▶ THE REQUEST
Copy the records below exactly as they appear.

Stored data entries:
^^^^

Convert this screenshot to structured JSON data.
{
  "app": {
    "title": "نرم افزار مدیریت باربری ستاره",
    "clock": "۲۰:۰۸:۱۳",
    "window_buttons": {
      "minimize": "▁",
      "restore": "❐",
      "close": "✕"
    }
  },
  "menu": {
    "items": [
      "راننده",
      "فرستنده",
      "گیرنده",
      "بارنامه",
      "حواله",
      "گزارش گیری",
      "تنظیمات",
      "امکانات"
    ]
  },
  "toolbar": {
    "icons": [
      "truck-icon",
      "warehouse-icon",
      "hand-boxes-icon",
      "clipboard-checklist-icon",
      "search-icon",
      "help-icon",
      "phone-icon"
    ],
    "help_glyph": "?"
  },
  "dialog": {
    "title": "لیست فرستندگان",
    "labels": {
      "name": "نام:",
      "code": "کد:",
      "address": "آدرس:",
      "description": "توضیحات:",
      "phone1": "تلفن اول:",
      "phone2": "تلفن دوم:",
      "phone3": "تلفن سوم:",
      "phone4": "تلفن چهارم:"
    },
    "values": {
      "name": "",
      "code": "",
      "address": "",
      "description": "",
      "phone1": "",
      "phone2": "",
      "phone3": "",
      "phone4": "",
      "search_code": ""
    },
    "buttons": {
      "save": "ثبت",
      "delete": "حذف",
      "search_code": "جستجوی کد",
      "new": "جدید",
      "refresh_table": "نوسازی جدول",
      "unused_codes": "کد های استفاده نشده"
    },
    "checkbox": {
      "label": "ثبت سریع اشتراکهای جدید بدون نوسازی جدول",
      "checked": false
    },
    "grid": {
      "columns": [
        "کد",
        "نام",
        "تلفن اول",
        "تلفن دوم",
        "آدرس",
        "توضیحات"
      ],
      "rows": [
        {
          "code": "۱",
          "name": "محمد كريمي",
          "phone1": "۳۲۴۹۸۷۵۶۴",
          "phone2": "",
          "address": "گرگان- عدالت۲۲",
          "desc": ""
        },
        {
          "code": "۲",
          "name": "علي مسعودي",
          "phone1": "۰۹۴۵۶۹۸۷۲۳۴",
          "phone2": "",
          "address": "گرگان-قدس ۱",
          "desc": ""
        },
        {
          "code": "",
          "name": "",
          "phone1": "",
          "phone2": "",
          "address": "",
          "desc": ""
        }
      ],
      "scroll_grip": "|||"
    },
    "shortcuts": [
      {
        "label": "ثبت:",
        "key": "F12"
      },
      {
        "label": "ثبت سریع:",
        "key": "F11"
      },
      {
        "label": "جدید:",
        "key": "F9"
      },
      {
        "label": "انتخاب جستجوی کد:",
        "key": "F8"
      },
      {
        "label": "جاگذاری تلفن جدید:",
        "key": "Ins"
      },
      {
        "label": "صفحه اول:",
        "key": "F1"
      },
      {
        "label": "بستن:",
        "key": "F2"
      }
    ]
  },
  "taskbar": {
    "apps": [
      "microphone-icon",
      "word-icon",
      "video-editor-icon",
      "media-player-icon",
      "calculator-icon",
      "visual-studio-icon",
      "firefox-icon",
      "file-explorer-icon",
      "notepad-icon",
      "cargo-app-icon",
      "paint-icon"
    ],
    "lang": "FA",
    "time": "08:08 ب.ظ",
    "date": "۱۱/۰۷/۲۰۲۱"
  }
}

^^^^

▶ OUTPUT
Convert this screenshot to structured JSON data.
{
  "app": {
    "title": "نرم افزار مدیریت باربری ستاره",
    "clock": "۲۰:۰۸:۱۳",
    "window_buttons": {
      "minimize": "▁",
      "restore": "❐",
      "close": "✕"
    }
  },
  "menu": {
    "items": [
      "راننده",
      "فرستنده",
      "گیرنده",
      "بارنامه",
      "حواله",
      "گزارش گیری",
      "تنظیمات",
      "امکانات"
    ]
  },
  "toolbar": {
    "icons": [
      "truck-icon",
      "warehouse-icon",
      "hand-boxes-icon",
      "clipboard-checklist-icon",
      "search-icon",
      "help-icon",
      "phone-icon"
    ],
    "help_glyph": "?"
  },
  "dialog": {
    "title": "لیست فرستندگان",
    "labels": {
      "name": "نام:",
      "code": "کد:",
      "address": "آدرس:",
      "description": "توضیحات:",
      "phone1": "تلفن اول:",
      "phone2": "تلفن دوم:",
      "phone3": "تلفن سوم:",
      "phone4": "تلفن چهارم:"
    },
    "values": {
      "name": "",
      "code": "",
      "address": "",
      "description": "",
      "phone1": "",
      "phone2": "",
      "phone3": "",
      "phone4": "",
      "search_code": ""
    },
    "buttons": {
      "save": "ثبت",
      "delete": "حذف",
      "search_code": "جستجوی کد",
      "new": "جدید",
      "refresh_table": "نوسازی جدول",
      "unused_codes": "کد های استفاده نشده"
    },
    "checkbox": {
      "label": "ثبت سریع اشتراکهای جدید بدون نوسازی جدول",
      "checked": false
    },
    "grid": {
      "columns": [
        "کد",
        "نام",
        "تلفن اول",
        "تلفن دوم",
        "آدرس",
        "توضیحات"
      ],
      "rows": [
        {
          "code": "۱",
          "name": "محمد كريمي",
          "phone1": "۳۲۴۹۸۷۵۶۴",
          "phone2": "",
          "address": "گرگان- عدالت۲۲",
          "desc": ""
        },
        {
          "code": "۲",
          "name": "علي مسعودي",
          "phone1": "۰۹۴۵۶۹۸۷۲۳۴",
          "phone2": "",
          "address": "گرگان-قدس ۱",
          "desc": ""
        },
        {
          "code": "",
          "name": "",
          "phone1": "",
          "phone2": "",
          "address": "",
          "desc": ""
        }
      ],
      "scroll_grip": "|||"
    },
    "shortcuts": [
      {
        "label": "ثبت:",
        "key": "F12"
      },
      {
        "label": "ثبت سریع:",
        "key": "F11"
      },
      {
        "label": "جدید:",
        "key": "F9"
      },
      {
        "label": "انتخاب جستجوی کد:",
        "key": "F8"
      },
      {
        "label": "جاگذاری تلفن جدید:",
        "key": "Ins"
      },
      {
        "label": "صفحه اول:",
        "key": "F1"
      },
      {
        "label": "بستن:",
        "key": "F2"
      }
    ]
  },
  "taskbar": {
    "apps": [
      "microphone-icon",
      "word-icon",
      "video-editor-icon",
      "media-player-icon",
      "calculator-icon",
      "visual-studio-icon",
      "firefox-icon",
      "file-explorer-icon",
      "notepad-icon",
      "cargo-app-icon",
      "paint-icon"
    ],
    "lang": "FA",
    "time": "08:08 ب.ظ",
    "date": "۱۱/۰۷/۲۰۲۱"
  }
}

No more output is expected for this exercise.